# Dataset records:
Begin

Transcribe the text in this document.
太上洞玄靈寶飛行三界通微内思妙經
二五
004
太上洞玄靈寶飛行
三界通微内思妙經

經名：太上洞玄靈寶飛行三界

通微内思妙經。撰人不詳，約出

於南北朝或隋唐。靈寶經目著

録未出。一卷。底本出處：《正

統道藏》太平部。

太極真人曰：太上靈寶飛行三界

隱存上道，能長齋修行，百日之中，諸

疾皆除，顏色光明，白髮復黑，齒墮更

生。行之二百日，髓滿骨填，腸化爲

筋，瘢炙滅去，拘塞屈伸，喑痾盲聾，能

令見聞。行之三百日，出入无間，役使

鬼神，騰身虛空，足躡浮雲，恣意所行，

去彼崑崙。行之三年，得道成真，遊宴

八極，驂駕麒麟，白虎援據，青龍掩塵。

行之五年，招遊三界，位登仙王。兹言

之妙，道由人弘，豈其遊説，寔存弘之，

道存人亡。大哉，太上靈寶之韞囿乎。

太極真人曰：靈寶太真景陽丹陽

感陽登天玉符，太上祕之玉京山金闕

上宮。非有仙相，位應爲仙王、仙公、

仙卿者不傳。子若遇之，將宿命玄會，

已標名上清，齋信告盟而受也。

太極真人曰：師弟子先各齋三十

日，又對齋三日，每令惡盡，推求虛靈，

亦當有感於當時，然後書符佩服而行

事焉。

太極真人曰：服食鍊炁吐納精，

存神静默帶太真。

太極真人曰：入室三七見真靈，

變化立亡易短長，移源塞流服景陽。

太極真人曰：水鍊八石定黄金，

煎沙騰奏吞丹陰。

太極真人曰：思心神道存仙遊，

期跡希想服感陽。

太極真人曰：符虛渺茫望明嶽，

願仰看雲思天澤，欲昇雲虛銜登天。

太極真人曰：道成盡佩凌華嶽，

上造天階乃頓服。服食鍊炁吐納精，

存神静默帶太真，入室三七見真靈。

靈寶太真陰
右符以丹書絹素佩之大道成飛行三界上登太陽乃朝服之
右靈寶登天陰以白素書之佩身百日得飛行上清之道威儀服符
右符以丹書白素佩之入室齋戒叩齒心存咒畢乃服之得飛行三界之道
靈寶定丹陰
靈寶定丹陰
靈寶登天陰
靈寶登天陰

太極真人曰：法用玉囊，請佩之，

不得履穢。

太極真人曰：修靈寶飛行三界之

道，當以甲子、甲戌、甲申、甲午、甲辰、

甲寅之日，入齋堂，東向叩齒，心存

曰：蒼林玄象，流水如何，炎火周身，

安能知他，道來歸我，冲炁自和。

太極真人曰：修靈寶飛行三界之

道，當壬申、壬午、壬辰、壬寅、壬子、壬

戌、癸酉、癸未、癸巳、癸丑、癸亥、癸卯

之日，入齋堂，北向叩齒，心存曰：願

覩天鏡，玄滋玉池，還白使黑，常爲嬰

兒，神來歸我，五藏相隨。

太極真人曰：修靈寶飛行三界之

End

# What is being asked:
Copy out every line of the data above, exactly as given.

# Response below:
Transcribe the text in this document.
太上洞玄靈寶飛行三界通微内思妙經
二五
004
太上洞玄靈寶飛行
三界通微内思妙經

經名：太上洞玄靈寶飛行三界

通微内思妙經。撰人不詳，約出

於南北朝或隋唐。靈寶經目著

録未出。一卷。底本出處：《正

統道藏》太平部。

太極真人曰：太上靈寶飛行三界

隱存上道，能長齋修行，百日之中，諸

疾皆除，顏色光明，白髮復黑，齒墮更

生。行之二百日，髓滿骨填，腸化爲

筋，瘢炙滅去，拘塞屈伸，喑痾盲聾，能

令見聞。行之三百日，出入无間，役使

鬼神，騰身虛空，足躡浮雲，恣意所行，

去彼崑崙。行之三年，得道成真，遊宴

八極，驂駕麒麟，白虎援據，青龍掩塵。

行之五年，招遊三界，位登仙王。兹言

之妙，道由人弘，豈其遊説，寔存弘之，

道存人亡。大哉，太上靈寶之韞囿乎。

太極真人曰：靈寶太真景陽丹陽

感陽登天玉符，太上祕之玉京山金闕

上宮。非有仙相，位應爲仙王、仙公、

仙卿者不傳。子若遇之，將宿命玄會，

已標名上清，齋信告盟而受也。

太極真人曰：師弟子先各齋三十

日，又對齋三日，每令惡盡，推求虛靈，

亦當有感於當時，然後書符佩服而行

事焉。

太極真人曰：服食鍊炁吐納精，

存神静默帶太真。

太極真人曰：入室三七見真靈，

變化立亡易短長，移源塞流服景陽。

太極真人曰：水鍊八石定黄金，

煎沙騰奏吞丹陰。

太極真人曰：思心神道存仙遊，

期跡希想服感陽。

太極真人曰：符虛渺茫望明嶽，

願仰看雲思天澤，欲昇雲虛銜登天。

太極真人曰：道成盡佩凌華嶽，

上造天階乃頓服。服食鍊炁吐納精，

存神静默帶太真，入室三七見真靈。

靈寶太真陰
右符以丹書絹素佩之大道成飛行三界上登太陽乃朝服之
右靈寶登天陰以白素書之佩身百日得飛行上清之道威儀服符
右符以丹書白素佩之入室齋戒叩齒心存咒畢乃服之得飛行三界之道
靈寶定丹陰
靈寶定丹陰
靈寶登天陰
靈寶登天陰

太極真人曰：法用玉囊，請佩之，

不得履穢。

太極真人曰：修靈寶飛行三界之

道，當以甲子、甲戌、甲申、甲午、甲辰、

甲寅之日，入齋堂，東向叩齒，心存

曰：蒼林玄象，流水如何，炎火周身，

安能知他，道來歸我，冲炁自和。

太極真人曰：修靈寶飛行三界之

道，當壬申、壬午、壬辰、壬寅、壬子、壬

戌、癸酉、癸未、癸巳、癸丑、癸亥、癸卯

之日，入齋堂，北向叩齒，心存曰：願

覩天鏡，玄滋玉池，還白使黑，常爲嬰

兒，神來歸我，五藏相隨。

太極真人曰：修靈寶飛行三界之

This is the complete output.